TASK TO COMPLETE: Make a tally of the lines in the records that include the string "graph", and give only that number.

MATERIAL SUPPLIED:
+===+

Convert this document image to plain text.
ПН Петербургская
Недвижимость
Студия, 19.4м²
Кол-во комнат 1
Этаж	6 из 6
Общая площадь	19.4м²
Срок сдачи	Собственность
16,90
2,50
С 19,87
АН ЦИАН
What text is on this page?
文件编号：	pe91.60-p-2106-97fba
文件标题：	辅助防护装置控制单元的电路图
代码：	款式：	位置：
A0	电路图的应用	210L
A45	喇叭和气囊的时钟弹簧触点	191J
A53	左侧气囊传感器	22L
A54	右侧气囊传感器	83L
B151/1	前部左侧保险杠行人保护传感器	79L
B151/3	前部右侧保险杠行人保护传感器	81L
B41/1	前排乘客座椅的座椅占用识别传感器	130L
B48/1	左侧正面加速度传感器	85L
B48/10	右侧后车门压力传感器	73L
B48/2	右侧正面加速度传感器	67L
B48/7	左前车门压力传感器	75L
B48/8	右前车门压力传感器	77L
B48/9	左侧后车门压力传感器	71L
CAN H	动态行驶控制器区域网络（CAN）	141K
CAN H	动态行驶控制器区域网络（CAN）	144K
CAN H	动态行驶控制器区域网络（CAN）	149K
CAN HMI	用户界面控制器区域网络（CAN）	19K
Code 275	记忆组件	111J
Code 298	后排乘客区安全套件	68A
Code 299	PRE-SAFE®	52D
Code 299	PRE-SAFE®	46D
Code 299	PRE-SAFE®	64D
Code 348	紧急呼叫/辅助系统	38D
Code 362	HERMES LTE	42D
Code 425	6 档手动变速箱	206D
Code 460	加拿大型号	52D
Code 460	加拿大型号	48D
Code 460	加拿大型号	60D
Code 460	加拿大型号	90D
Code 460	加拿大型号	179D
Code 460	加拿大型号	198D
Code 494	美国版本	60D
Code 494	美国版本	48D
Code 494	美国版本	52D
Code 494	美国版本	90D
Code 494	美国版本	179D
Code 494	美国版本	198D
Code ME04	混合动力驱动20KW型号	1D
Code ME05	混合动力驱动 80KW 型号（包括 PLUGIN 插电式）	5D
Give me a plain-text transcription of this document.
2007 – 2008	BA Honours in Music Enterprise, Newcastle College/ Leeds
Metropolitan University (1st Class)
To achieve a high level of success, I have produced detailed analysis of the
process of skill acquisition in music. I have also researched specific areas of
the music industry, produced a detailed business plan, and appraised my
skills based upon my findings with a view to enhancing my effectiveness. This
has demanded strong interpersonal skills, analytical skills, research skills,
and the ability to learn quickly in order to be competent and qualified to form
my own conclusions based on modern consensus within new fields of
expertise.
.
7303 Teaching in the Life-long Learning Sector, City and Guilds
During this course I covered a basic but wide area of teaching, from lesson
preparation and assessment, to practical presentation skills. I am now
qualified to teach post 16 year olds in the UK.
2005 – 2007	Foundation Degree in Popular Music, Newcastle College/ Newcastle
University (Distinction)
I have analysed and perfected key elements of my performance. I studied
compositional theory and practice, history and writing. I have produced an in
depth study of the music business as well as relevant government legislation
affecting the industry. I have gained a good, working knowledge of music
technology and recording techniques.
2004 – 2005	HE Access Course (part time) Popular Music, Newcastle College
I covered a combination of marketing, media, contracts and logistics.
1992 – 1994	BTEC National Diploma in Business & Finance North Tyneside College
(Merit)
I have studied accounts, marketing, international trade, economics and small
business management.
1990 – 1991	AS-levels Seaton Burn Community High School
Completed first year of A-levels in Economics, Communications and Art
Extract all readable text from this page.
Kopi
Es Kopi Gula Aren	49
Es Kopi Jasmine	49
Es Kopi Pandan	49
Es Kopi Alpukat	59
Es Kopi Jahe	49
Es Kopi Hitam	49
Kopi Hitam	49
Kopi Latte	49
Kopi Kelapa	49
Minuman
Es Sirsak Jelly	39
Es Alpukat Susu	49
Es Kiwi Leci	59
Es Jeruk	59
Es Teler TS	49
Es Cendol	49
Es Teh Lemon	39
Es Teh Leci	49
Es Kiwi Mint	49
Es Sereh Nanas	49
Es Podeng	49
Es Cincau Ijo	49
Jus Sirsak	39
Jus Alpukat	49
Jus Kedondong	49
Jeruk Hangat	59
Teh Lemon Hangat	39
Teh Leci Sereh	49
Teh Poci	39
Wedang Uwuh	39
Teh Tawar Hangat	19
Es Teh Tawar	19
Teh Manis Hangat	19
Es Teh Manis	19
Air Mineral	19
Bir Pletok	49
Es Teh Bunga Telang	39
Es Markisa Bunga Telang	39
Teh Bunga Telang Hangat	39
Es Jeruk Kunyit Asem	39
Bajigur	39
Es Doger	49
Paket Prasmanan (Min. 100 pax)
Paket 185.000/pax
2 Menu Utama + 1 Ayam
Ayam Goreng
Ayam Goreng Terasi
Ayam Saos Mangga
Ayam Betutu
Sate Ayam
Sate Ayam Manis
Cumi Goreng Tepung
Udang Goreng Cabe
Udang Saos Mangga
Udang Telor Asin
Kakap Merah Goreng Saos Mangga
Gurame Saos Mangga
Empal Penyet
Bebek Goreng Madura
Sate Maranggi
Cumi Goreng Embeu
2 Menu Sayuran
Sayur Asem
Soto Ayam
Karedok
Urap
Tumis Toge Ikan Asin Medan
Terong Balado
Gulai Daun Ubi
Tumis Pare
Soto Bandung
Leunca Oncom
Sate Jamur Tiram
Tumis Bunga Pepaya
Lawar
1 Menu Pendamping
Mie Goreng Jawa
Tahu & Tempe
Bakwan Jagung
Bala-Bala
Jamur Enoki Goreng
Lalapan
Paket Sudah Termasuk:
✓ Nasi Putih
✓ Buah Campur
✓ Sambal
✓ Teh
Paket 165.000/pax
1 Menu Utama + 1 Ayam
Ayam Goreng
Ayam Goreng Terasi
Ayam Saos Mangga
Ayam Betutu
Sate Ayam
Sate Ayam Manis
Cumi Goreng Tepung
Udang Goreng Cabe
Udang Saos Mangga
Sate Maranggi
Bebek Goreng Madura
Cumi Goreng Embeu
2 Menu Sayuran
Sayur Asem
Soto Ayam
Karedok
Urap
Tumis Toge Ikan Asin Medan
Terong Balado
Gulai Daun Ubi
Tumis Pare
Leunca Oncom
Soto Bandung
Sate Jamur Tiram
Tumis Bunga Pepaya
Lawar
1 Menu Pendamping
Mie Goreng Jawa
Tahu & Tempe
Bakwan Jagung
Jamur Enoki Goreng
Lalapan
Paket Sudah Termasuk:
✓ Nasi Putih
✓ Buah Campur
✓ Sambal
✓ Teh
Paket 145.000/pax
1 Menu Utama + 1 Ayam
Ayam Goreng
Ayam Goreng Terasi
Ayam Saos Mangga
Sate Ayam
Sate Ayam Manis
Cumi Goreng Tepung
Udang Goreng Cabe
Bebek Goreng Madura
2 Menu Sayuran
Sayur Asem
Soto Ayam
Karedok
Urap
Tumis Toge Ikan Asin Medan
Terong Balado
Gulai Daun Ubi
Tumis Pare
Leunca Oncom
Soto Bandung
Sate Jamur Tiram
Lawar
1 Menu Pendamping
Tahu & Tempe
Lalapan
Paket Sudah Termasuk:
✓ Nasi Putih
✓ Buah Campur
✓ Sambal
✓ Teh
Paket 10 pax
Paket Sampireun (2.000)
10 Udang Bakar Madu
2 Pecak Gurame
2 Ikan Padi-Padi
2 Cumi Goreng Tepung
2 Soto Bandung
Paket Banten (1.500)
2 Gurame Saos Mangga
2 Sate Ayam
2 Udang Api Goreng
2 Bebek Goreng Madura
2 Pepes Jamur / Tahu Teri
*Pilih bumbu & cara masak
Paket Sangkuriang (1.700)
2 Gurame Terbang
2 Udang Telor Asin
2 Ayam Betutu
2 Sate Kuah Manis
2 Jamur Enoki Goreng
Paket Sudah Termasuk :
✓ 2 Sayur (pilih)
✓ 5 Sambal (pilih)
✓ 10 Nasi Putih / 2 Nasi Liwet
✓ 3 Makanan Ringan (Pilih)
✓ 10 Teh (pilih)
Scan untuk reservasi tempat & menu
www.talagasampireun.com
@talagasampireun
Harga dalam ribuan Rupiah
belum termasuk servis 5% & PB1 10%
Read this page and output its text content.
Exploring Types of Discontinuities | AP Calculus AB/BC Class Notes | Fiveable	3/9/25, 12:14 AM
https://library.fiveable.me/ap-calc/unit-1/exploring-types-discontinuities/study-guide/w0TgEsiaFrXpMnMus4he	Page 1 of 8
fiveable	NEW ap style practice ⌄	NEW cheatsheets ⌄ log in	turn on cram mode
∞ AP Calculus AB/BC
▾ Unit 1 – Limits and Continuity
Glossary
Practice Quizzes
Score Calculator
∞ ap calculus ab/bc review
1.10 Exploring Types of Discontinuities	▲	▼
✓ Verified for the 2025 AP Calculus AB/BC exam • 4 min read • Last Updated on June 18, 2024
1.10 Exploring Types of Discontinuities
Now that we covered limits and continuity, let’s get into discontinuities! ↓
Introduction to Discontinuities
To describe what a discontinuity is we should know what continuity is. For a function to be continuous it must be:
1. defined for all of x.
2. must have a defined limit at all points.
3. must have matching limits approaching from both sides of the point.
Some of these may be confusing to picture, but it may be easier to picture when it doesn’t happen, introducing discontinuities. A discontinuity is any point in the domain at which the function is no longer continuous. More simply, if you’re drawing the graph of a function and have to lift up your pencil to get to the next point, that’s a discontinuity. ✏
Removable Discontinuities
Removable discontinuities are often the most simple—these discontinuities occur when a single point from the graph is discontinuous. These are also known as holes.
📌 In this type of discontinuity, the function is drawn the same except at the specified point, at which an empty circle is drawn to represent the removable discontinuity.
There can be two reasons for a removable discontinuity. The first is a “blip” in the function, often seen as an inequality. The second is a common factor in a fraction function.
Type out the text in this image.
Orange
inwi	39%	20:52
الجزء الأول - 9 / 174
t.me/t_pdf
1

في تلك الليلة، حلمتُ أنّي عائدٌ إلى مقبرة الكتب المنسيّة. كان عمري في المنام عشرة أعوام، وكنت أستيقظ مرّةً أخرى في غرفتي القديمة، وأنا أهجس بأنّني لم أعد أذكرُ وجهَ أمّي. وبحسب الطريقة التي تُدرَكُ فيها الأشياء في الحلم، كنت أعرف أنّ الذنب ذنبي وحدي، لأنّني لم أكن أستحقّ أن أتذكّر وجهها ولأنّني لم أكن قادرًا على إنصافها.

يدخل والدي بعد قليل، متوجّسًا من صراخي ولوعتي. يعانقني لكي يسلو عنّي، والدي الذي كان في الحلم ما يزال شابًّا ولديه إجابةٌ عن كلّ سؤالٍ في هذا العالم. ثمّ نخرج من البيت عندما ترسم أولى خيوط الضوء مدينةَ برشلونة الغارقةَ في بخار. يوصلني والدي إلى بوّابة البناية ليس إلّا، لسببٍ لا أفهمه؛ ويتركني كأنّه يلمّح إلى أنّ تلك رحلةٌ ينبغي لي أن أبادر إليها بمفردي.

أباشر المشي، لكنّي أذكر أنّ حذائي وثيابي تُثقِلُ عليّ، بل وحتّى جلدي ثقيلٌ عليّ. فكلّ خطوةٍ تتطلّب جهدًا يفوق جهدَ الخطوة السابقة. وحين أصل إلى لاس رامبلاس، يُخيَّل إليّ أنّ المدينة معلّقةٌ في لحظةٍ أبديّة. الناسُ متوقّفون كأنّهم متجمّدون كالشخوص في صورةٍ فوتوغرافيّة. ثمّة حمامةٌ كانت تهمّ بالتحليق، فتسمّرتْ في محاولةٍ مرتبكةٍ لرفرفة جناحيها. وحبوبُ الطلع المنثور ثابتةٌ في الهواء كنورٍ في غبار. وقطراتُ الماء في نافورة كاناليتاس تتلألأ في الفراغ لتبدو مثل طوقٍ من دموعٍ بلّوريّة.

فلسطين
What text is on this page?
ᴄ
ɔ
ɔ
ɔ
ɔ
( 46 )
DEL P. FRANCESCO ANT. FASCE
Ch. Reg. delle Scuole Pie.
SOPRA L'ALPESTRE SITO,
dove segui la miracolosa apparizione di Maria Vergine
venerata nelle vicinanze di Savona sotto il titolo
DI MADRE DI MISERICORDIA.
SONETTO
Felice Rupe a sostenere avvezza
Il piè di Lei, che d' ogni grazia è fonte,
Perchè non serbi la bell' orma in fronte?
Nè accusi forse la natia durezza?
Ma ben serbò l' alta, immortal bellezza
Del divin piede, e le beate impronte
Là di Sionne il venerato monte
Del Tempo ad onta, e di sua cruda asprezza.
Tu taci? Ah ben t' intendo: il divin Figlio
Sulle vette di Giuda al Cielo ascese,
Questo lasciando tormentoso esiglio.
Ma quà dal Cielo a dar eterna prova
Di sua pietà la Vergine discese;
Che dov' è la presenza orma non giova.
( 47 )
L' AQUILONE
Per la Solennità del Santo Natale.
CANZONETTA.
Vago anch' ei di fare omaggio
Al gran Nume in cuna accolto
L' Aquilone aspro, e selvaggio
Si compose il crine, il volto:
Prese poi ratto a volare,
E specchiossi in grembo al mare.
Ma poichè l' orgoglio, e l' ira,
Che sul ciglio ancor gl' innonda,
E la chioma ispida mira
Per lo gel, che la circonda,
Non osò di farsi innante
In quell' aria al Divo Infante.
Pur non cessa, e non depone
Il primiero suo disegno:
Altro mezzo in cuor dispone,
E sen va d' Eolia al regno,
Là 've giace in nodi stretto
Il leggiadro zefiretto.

+===+

FULL ANSWER: 2